Listings of element regions:
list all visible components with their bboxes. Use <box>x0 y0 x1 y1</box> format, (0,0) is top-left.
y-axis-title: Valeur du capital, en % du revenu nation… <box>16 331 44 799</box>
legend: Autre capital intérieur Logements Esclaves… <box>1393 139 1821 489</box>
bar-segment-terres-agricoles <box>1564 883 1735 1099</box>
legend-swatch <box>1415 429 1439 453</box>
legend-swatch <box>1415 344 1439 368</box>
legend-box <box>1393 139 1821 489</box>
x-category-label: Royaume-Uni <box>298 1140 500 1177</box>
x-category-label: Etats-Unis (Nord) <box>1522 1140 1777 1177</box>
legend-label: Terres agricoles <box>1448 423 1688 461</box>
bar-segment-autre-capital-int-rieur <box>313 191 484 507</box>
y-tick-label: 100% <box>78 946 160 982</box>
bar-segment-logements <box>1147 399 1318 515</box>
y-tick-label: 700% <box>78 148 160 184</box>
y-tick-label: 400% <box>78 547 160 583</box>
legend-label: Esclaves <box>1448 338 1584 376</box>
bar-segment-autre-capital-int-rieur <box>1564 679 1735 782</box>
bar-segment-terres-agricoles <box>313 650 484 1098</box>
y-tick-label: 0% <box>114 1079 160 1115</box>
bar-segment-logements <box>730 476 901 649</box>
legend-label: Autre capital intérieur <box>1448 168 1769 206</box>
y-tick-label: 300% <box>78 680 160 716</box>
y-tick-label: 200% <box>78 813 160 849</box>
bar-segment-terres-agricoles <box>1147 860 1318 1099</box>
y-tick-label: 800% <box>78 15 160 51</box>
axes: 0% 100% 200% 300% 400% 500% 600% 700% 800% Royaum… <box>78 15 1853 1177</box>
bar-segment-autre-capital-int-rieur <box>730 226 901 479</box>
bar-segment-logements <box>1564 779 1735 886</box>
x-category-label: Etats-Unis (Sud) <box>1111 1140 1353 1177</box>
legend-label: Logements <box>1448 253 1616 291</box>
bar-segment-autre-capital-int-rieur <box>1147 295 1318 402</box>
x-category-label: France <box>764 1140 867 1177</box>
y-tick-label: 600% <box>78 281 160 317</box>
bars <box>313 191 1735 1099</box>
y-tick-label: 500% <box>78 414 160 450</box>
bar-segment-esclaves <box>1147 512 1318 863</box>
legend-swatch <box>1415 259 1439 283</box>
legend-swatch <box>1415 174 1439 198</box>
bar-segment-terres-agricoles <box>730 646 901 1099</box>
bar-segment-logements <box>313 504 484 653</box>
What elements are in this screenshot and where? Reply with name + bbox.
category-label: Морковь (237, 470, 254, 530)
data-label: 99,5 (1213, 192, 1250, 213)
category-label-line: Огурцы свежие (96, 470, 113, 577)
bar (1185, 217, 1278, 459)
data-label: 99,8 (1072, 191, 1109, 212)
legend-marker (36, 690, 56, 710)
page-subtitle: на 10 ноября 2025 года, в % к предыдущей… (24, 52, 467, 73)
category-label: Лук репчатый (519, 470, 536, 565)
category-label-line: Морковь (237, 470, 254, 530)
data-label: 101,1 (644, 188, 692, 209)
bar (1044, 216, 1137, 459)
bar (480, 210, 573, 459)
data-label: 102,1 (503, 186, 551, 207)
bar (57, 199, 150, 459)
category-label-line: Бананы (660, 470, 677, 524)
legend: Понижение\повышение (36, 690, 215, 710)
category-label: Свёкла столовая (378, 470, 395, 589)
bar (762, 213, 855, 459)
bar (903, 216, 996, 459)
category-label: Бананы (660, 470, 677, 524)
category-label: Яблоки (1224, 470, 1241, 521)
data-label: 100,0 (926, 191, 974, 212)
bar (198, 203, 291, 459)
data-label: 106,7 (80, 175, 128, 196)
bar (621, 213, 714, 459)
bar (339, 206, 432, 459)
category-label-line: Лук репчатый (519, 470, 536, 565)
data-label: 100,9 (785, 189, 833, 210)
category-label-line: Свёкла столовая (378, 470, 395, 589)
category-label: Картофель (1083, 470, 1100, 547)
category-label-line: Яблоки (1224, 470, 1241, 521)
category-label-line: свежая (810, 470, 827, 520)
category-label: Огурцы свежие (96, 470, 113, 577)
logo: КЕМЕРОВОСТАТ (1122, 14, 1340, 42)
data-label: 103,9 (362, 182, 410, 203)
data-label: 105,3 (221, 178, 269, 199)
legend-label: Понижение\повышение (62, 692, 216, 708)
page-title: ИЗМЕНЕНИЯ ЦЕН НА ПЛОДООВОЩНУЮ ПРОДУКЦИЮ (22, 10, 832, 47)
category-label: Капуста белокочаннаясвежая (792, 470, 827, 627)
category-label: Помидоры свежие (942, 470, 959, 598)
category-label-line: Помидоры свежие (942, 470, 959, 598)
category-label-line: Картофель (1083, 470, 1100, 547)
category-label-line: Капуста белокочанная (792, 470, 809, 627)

SET PROBLEM: Copy word for word everything from the start of the records down to and including the line that contains "legend-box <box>1393 139 1821 489</box>".

SOLUTION:
list all visible components with their bboxes. Use <box>x0 y0 x1 y1</box> format, (0,0) is top-left.
y-axis-title: Valeur du capital, en % du revenu nation… <box>16 331 44 799</box>
legend: Autre capital intérieur Logements Esclaves… <box>1393 139 1821 489</box>
bar-segment-terres-agricoles <box>1564 883 1735 1099</box>
legend-swatch <box>1415 429 1439 453</box>
legend-swatch <box>1415 344 1439 368</box>
legend-box <box>1393 139 1821 489</box>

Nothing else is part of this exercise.